● WHAT IS BEING ASKED: In the data below, find each line containing the string "selected" and return it.

● DATA ROWS:
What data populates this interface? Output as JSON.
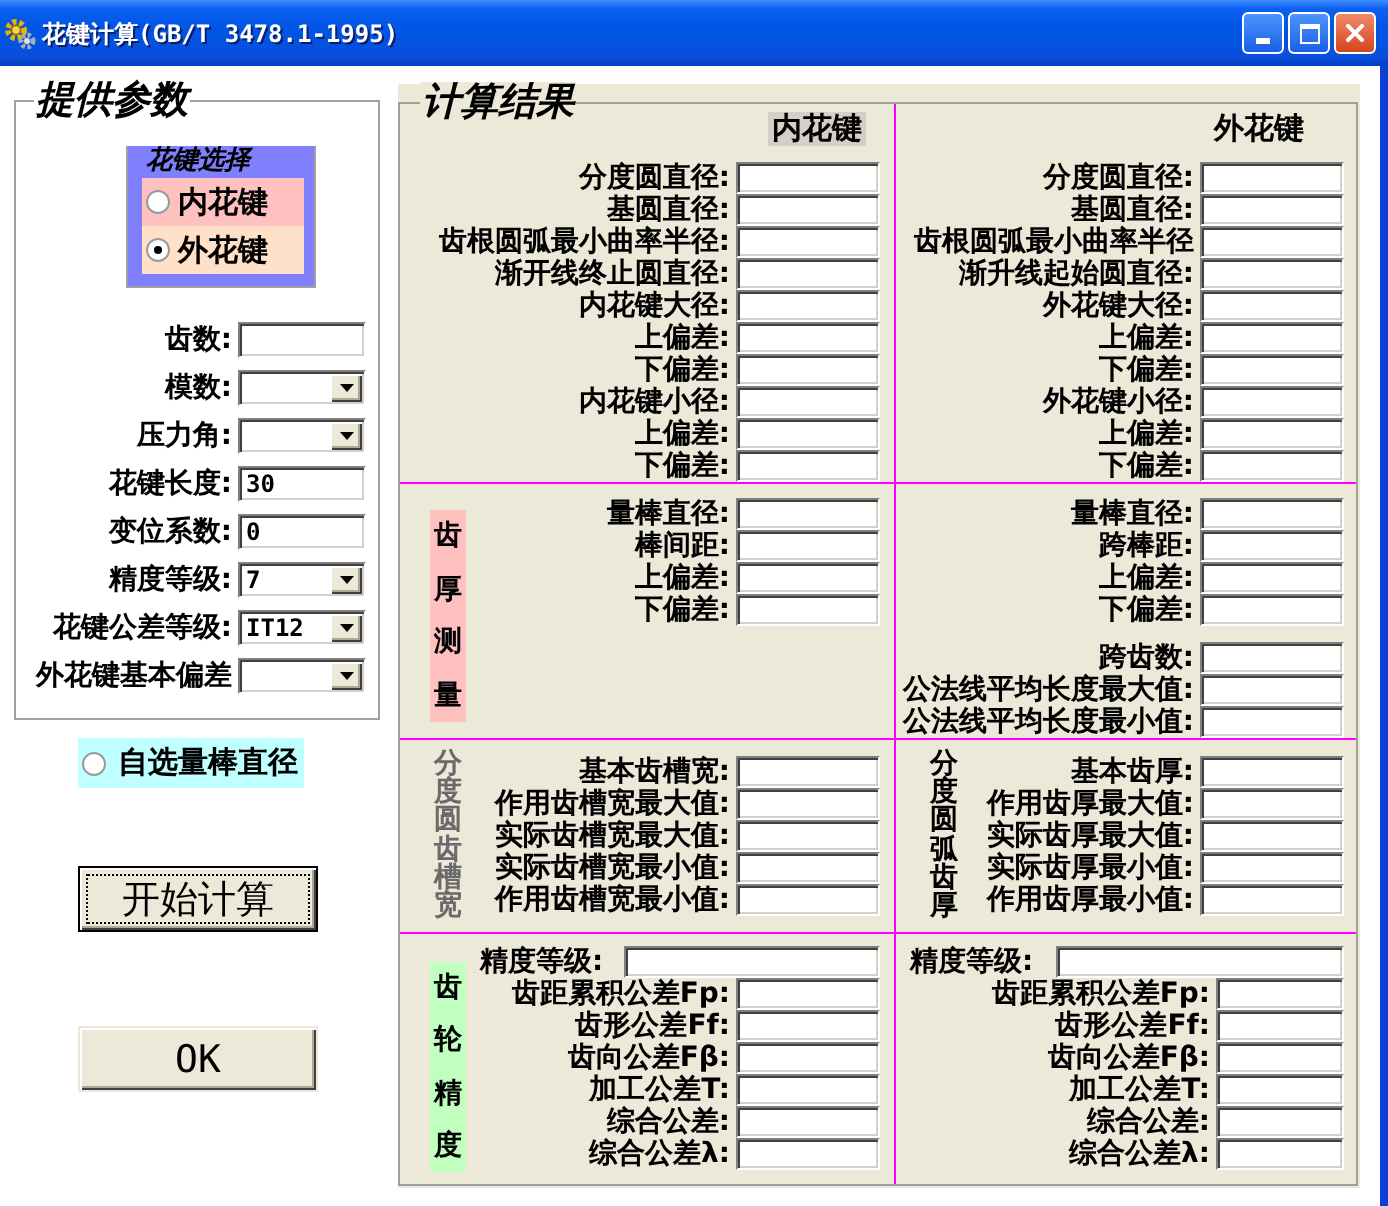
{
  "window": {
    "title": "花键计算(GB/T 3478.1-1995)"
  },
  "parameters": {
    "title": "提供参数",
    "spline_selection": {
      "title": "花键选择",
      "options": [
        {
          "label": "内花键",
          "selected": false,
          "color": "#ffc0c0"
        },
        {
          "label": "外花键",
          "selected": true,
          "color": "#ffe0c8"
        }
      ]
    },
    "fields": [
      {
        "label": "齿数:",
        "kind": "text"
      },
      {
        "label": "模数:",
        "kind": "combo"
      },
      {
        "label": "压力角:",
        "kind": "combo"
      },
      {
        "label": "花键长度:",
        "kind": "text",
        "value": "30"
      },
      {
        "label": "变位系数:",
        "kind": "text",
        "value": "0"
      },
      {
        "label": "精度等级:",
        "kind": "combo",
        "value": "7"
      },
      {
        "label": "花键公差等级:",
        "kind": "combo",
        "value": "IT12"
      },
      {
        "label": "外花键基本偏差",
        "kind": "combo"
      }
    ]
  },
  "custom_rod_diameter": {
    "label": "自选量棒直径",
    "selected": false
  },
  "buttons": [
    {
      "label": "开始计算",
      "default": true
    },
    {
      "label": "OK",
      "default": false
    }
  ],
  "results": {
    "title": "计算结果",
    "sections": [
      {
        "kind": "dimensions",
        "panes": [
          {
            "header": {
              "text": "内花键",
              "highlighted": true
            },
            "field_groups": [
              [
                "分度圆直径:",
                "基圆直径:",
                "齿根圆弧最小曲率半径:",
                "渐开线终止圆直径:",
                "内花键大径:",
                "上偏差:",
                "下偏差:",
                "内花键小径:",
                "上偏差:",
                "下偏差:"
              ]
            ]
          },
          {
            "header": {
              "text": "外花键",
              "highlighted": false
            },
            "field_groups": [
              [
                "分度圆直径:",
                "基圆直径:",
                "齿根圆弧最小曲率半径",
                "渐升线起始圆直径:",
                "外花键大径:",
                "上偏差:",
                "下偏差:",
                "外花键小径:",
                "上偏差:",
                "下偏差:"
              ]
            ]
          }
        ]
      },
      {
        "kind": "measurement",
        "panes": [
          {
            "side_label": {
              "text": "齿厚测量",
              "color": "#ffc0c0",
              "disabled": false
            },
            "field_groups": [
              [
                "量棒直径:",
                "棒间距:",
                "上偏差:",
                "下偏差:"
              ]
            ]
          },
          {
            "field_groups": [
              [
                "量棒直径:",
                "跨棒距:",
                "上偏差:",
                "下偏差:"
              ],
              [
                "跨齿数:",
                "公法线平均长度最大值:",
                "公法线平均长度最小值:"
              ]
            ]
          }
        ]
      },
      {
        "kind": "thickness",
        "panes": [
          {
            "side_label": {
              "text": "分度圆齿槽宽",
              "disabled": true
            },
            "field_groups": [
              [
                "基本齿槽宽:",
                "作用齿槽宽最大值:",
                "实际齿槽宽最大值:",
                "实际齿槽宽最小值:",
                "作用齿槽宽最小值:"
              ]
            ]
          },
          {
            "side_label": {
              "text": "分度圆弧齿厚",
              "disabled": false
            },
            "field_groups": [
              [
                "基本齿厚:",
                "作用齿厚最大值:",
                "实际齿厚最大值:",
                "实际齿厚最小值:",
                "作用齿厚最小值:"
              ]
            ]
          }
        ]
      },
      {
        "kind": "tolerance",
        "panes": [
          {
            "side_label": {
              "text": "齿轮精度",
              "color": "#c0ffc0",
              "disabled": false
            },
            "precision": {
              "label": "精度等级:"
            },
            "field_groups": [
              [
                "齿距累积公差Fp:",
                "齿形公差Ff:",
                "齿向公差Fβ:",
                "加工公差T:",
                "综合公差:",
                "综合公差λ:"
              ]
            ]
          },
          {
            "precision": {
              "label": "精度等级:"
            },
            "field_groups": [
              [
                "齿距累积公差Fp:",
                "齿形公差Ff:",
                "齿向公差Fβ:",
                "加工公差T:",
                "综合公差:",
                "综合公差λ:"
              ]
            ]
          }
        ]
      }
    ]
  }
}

● REPLY TO THE EXERCISE:
          "selected": false,
          "selected": true,
    "selected": false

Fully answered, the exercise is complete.